- **Dataset entries**:

□ □ □

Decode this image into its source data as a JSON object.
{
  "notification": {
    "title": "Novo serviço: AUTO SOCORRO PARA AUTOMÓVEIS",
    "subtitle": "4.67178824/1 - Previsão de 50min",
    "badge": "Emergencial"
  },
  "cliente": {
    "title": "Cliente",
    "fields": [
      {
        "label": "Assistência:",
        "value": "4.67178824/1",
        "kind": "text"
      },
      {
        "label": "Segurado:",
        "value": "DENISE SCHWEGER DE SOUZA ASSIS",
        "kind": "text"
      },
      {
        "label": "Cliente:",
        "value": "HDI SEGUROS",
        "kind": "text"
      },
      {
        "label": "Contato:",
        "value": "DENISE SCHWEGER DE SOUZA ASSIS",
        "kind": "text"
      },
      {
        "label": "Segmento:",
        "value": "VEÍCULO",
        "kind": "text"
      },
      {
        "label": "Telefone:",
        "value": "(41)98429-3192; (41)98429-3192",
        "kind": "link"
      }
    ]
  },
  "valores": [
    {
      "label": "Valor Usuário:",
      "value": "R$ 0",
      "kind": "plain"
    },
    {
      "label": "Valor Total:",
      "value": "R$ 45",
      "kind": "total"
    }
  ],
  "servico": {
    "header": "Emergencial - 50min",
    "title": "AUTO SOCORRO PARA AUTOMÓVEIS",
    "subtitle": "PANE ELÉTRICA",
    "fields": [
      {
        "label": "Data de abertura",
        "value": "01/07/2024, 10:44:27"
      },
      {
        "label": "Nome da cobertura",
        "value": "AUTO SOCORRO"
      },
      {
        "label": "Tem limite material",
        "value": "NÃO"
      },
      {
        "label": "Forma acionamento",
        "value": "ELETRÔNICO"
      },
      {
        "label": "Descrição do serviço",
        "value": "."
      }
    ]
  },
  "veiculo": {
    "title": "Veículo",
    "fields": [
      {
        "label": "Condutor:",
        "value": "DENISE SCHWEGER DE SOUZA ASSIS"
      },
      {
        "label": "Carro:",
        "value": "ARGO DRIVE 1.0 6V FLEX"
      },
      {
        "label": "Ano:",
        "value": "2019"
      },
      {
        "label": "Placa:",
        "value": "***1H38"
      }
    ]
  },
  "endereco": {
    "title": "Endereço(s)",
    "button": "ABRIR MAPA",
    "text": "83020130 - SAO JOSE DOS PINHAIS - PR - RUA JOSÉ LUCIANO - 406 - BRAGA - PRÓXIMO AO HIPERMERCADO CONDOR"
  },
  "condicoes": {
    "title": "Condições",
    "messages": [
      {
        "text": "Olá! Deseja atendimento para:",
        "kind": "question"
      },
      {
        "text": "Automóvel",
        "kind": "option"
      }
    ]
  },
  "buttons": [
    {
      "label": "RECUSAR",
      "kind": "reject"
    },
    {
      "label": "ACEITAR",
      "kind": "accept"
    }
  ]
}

□ □ □

- **What you are asked to do**:
Can you give every line above again, exactly as written?

- **The completed task**:
Decode this image into its source data as a JSON object.
{
  "notification": {
    "title": "Novo serviço: AUTO SOCORRO PARA AUTOMÓVEIS",
    "subtitle": "4.67178824/1 - Previsão de 50min",
    "badge": "Emergencial"
  },
  "cliente": {
    "title": "Cliente",
    "fields": [
      {
        "label": "Assistência:",
        "value": "4.67178824/1",
        "kind": "text"
      },
      {
        "label": "Segurado:",
        "value": "DENISE SCHWEGER DE SOUZA ASSIS",
        "kind": "text"
      },
      {
        "label": "Cliente:",
        "value": "HDI SEGUROS",
        "kind": "text"
      },
      {
        "label": "Contato:",
        "value": "DENISE SCHWEGER DE SOUZA ASSIS",
        "kind": "text"
      },
      {
        "label": "Segmento:",
        "value": "VEÍCULO",
        "kind": "text"
      },
      {
        "label": "Telefone:",
        "value": "(41)98429-3192; (41)98429-3192",
        "kind": "link"
      }
    ]
  },
  "valores": [
    {
      "label": "Valor Usuário:",
      "value": "R$ 0",
      "kind": "plain"
    },
    {
      "label": "Valor Total:",
      "value": "R$ 45",
      "kind": "total"
    }
  ],
  "servico": {
    "header": "Emergencial - 50min",
    "title": "AUTO SOCORRO PARA AUTOMÓVEIS",
    "subtitle": "PANE ELÉTRICA",
    "fields": [
      {
        "label": "Data de abertura",
        "value": "01/07/2024, 10:44:27"
      },
      {
        "label": "Nome da cobertura",
        "value": "AUTO SOCORRO"
      },
      {
        "label": "Tem limite material",
        "value": "NÃO"
      },
      {
        "label": "Forma acionamento",
        "value": "ELETRÔNICO"
      },
      {
        "label": "Descrição do serviço",
        "value": "."
      }
    ]
  },
  "veiculo": {
    "title": "Veículo",
    "fields": [
      {
        "label": "Condutor:",
        "value": "DENISE SCHWEGER DE SOUZA ASSIS"
      },
      {
        "label": "Carro:",
        "value": "ARGO DRIVE 1.0 6V FLEX"
      },
      {
        "label": "Ano:",
        "value": "2019"
      },
      {
        "label": "Placa:",
        "value": "***1H38"
      }
    ]
  },
  "endereco": {
    "title": "Endereço(s)",
    "button": "ABRIR MAPA",
    "text": "83020130 - SAO JOSE DOS PINHAIS - PR - RUA JOSÉ LUCIANO - 406 - BRAGA - PRÓXIMO AO HIPERMERCADO CONDOR"
  },
  "condicoes": {
    "title": "Condições",
    "messages": [
      {
        "text": "Olá! Deseja atendimento para:",
        "kind": "question"
      },
      {
        "text": "Automóvel",
        "kind": "option"
      }
    ]
  },
  "buttons": [
    {
      "label": "RECUSAR",
      "kind": "reject"
    },
    {
      "label": "ACEITAR",
      "kind": "accept"
    }
  ]
}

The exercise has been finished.